--- SUPPLIED MATERIAL ---

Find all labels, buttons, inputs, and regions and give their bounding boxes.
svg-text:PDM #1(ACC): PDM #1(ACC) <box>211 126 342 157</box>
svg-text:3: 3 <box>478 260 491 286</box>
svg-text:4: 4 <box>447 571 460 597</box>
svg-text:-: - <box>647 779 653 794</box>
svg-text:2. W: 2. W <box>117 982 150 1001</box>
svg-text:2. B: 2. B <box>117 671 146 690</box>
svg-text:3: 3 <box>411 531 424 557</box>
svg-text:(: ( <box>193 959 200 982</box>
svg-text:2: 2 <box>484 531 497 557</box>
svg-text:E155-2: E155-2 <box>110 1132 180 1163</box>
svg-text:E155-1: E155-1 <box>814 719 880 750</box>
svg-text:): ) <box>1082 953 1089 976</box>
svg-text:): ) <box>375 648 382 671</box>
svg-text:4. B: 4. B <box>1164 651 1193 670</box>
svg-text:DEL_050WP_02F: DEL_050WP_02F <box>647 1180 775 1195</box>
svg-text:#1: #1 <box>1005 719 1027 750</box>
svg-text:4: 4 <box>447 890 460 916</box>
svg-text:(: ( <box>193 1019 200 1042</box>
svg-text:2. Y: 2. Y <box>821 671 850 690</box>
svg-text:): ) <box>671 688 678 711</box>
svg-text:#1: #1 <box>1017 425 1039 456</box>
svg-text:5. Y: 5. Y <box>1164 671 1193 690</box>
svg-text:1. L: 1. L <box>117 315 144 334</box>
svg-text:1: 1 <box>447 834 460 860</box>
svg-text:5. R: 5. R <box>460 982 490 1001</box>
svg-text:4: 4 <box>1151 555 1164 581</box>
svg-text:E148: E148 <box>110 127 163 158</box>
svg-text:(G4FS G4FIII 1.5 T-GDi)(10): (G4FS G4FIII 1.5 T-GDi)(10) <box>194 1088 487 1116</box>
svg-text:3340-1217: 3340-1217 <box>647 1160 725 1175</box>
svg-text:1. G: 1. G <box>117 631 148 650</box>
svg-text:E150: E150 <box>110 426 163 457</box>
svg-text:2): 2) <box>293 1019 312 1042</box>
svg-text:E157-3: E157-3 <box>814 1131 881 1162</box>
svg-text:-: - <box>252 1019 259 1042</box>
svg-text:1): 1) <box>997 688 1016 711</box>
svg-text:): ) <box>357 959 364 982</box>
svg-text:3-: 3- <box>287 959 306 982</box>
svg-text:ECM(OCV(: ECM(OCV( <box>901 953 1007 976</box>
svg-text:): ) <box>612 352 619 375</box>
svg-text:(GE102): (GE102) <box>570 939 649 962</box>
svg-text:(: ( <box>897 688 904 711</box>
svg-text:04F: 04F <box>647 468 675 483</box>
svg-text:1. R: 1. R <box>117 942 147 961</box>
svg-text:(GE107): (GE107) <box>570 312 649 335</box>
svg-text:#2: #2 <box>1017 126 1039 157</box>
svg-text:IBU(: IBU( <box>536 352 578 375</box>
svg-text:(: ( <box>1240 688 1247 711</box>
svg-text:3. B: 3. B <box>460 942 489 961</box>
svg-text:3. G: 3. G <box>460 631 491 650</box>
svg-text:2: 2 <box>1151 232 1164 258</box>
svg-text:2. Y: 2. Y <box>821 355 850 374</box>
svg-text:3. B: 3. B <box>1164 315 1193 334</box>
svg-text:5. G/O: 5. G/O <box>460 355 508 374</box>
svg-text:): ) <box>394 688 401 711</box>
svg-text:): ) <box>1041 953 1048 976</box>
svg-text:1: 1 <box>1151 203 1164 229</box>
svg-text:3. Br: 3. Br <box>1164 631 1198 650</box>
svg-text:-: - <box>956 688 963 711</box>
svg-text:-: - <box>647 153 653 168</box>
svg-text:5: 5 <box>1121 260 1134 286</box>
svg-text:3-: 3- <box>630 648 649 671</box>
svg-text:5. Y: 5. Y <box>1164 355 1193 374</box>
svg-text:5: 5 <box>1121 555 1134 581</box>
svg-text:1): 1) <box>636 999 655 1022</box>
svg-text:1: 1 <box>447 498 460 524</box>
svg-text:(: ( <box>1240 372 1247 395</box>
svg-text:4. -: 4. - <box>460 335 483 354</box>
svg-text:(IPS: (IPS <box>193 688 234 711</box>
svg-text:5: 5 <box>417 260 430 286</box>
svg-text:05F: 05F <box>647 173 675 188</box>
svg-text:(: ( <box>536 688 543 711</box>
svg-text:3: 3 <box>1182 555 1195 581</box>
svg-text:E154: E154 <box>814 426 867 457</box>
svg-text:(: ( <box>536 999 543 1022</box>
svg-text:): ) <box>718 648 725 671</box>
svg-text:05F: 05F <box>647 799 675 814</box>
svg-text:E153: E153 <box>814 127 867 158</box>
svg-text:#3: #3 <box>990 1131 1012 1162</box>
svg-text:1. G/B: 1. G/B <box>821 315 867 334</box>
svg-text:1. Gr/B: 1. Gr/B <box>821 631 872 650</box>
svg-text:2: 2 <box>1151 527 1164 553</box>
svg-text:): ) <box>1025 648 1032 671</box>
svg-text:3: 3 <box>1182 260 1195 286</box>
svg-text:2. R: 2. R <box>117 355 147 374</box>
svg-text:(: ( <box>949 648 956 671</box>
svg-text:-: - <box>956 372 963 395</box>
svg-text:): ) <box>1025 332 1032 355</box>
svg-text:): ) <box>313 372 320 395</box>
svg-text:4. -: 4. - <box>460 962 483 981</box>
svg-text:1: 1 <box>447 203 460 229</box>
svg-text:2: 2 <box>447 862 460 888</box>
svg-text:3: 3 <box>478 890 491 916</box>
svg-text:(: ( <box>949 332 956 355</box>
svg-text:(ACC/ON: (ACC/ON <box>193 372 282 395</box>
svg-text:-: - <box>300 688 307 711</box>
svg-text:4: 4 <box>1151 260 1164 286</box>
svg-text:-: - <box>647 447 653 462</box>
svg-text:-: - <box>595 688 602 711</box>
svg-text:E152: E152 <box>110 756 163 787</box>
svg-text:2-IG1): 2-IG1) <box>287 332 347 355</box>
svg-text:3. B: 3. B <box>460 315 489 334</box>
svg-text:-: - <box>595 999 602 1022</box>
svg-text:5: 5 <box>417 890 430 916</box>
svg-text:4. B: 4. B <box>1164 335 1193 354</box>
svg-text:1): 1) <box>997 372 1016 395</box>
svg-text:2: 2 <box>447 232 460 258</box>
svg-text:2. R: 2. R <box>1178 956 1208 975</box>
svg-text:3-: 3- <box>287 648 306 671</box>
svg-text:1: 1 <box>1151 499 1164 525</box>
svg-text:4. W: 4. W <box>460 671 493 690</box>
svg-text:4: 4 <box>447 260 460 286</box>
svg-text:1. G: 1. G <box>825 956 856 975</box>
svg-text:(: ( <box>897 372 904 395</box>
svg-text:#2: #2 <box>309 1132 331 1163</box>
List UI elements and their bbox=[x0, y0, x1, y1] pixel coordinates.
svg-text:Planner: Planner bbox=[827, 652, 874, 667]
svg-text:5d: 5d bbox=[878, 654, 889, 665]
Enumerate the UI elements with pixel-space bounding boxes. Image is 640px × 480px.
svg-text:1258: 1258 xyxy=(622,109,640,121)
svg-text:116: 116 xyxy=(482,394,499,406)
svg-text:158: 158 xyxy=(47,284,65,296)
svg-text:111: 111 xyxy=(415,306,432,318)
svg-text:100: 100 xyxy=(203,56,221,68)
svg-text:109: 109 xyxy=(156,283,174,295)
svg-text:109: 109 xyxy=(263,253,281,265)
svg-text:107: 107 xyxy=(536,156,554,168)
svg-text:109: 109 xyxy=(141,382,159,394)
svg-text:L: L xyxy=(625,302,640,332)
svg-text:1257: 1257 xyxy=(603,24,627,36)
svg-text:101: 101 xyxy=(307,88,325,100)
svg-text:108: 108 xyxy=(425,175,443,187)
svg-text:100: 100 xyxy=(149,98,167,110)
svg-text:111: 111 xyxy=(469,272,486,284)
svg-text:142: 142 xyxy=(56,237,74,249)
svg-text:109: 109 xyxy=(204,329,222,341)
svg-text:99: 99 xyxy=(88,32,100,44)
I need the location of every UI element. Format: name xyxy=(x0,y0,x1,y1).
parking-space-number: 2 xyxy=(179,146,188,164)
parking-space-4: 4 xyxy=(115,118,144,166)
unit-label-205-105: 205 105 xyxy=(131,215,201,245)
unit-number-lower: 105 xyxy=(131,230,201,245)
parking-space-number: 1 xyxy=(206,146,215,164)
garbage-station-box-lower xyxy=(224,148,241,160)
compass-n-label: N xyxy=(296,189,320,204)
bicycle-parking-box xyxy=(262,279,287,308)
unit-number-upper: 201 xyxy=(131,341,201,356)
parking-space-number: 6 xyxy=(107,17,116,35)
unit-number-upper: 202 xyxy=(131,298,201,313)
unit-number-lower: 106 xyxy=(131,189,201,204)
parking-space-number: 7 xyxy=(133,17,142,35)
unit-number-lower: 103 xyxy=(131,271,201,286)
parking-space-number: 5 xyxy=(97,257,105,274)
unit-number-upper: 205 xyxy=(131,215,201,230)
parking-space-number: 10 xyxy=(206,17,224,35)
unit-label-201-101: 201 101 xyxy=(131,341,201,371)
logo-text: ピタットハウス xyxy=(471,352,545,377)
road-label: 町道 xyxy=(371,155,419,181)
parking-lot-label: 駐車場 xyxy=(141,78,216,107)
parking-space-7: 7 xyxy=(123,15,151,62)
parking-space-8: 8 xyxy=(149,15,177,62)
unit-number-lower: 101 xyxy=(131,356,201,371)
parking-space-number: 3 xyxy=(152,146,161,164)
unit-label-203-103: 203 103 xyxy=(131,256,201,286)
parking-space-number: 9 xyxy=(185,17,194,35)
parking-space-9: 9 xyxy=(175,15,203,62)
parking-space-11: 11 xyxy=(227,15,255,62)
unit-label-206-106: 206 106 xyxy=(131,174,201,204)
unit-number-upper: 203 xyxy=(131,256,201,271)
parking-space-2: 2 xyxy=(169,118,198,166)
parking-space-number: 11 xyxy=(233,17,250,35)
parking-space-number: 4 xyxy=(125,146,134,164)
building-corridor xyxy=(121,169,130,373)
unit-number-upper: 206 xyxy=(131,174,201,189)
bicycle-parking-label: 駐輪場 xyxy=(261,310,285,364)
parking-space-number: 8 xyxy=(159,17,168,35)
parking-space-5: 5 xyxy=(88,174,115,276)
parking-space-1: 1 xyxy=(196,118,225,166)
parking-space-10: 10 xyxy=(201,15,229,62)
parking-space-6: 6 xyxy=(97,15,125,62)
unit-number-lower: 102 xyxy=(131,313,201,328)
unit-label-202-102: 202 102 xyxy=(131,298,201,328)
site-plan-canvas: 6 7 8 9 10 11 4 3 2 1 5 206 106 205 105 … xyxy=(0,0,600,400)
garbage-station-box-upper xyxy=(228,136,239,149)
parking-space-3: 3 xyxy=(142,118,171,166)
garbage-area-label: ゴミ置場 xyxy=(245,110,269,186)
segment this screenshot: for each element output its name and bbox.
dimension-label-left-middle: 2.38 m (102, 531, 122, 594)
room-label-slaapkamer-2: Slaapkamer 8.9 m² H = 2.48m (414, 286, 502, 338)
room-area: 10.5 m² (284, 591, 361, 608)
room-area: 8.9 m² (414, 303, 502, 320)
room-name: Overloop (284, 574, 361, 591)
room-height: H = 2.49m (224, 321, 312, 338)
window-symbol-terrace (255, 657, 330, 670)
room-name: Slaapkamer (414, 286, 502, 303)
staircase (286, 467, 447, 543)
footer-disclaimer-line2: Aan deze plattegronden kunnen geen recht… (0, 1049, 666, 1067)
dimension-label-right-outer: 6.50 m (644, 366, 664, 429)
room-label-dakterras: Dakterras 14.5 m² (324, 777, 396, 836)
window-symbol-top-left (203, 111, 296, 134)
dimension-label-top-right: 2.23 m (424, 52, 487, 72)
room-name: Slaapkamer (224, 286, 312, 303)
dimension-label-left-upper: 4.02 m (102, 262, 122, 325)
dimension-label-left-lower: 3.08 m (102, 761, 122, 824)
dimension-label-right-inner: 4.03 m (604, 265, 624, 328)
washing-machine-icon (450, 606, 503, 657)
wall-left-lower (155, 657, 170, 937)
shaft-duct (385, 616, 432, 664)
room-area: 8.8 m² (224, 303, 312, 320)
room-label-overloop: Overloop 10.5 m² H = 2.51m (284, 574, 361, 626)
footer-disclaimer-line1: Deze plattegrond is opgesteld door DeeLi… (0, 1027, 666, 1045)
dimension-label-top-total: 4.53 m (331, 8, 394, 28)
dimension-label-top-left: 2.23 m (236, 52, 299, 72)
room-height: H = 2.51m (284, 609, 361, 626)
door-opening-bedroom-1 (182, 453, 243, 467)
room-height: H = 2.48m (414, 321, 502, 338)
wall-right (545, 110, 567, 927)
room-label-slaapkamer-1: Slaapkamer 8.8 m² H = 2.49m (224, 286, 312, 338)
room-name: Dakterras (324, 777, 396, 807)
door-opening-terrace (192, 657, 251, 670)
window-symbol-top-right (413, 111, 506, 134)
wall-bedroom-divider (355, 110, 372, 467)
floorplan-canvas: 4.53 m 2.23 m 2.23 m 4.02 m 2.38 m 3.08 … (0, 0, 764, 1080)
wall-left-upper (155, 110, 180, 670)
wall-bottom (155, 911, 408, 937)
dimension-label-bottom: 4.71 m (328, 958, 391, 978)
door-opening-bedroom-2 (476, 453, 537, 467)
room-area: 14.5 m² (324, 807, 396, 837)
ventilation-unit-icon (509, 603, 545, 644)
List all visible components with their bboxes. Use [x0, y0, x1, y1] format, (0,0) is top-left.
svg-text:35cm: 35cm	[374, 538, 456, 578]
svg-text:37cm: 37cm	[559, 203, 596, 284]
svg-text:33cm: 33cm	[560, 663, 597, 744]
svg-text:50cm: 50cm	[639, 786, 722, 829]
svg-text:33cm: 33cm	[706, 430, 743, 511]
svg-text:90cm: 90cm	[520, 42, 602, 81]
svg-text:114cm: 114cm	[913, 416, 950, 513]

---

• [PROBLEM TO SOLVE]: List every line of the records that contains the string "Overloop", matching case exactly.

• [RESULT]:
room-name: Overloop (284, 574, 361, 591)
room-label-overloop: Overloop 10.5 m² H = 2.51m (284, 574, 361, 626)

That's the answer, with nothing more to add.